- _SET TASK_:
Lines containing the string "stars" are to be collected in full.

- _RECORDS FOR THIS TASK_:
----

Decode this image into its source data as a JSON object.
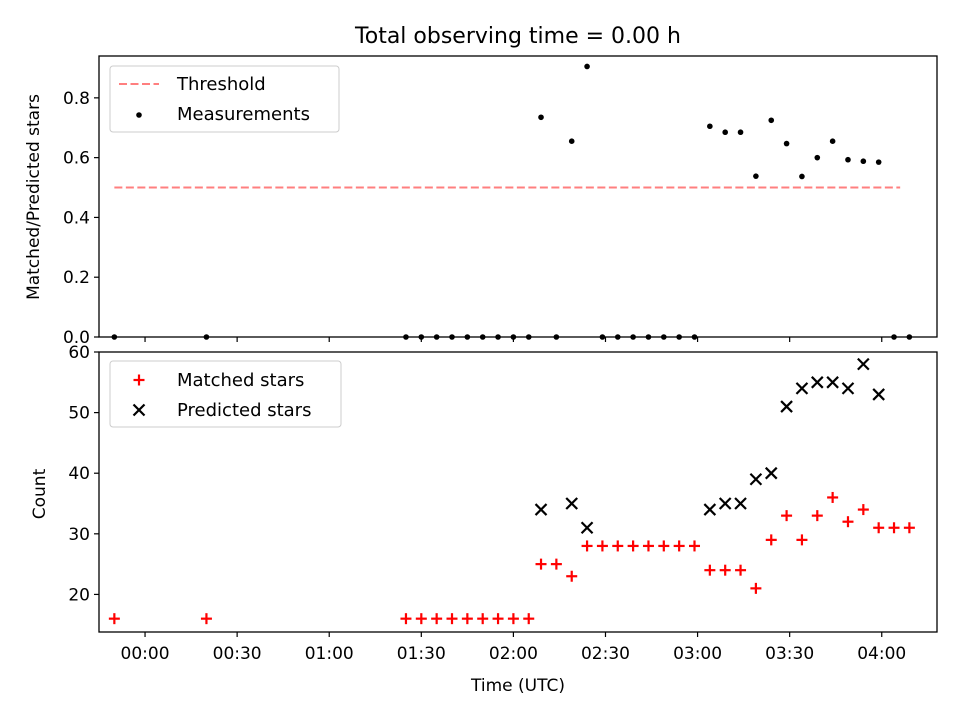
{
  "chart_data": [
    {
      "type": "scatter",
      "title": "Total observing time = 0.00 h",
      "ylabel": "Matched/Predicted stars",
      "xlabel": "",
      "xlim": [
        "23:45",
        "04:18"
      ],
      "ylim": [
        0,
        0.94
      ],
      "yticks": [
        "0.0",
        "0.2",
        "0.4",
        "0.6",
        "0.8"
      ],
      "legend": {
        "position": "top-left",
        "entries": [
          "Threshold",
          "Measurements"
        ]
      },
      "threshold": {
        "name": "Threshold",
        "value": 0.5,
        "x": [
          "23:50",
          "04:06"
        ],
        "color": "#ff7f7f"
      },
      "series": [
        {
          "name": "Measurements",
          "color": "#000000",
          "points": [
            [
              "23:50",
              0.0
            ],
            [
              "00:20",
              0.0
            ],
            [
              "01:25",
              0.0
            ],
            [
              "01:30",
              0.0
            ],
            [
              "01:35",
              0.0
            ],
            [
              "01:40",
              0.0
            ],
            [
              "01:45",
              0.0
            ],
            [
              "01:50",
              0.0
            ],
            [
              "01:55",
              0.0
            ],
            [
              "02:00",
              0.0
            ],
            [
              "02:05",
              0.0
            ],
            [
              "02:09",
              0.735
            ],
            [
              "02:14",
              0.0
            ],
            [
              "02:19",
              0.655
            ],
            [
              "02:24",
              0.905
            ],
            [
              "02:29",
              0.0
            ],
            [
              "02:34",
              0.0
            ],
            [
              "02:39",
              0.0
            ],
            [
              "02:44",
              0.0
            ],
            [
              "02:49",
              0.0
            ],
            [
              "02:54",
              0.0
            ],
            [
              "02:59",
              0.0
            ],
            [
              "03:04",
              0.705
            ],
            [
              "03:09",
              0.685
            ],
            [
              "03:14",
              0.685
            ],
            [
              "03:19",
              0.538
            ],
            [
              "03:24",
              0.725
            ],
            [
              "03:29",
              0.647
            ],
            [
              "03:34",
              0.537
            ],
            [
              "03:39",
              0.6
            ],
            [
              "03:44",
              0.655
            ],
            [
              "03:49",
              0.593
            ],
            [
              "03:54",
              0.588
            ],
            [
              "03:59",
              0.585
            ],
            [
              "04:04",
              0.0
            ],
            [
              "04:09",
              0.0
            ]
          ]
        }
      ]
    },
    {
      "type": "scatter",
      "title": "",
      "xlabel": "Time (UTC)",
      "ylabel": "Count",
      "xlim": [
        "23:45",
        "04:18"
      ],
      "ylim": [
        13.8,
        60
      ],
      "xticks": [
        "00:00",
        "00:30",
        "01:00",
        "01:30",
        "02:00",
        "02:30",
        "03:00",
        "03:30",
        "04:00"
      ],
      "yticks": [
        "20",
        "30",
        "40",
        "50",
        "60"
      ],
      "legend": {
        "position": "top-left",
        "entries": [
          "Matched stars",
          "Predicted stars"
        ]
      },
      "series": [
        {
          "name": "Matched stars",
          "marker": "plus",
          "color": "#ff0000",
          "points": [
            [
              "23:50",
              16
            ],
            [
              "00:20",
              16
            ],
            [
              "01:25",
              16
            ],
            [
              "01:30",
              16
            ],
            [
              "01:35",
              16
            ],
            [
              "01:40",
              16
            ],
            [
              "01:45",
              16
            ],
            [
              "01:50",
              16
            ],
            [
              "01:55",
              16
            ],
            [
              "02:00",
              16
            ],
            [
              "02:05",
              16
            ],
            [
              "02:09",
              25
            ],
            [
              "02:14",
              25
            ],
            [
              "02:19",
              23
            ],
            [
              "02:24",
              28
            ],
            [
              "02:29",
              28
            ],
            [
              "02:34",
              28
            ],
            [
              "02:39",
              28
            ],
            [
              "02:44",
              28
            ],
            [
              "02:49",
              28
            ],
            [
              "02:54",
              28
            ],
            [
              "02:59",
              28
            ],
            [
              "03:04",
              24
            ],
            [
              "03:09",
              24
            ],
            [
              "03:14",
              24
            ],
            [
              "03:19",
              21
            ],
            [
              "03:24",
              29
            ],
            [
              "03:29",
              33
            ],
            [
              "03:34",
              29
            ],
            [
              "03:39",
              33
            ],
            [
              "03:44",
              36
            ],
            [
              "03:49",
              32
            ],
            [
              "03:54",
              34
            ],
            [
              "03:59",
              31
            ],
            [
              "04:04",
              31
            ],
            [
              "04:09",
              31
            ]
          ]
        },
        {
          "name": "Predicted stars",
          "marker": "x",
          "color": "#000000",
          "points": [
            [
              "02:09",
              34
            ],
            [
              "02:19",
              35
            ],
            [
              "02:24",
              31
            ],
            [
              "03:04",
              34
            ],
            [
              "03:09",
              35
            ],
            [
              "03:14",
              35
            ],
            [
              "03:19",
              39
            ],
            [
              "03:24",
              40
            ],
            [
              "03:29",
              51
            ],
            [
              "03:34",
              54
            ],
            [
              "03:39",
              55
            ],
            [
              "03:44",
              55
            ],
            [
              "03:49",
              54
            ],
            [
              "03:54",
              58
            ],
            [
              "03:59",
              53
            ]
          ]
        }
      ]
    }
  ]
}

----

- _FINISHED ANSWER_:
      "ylabel": "Matched/Predicted stars",
          "Matched stars",
          "Predicted stars"
          "name": "Matched stars",
          "name": "Predicted stars",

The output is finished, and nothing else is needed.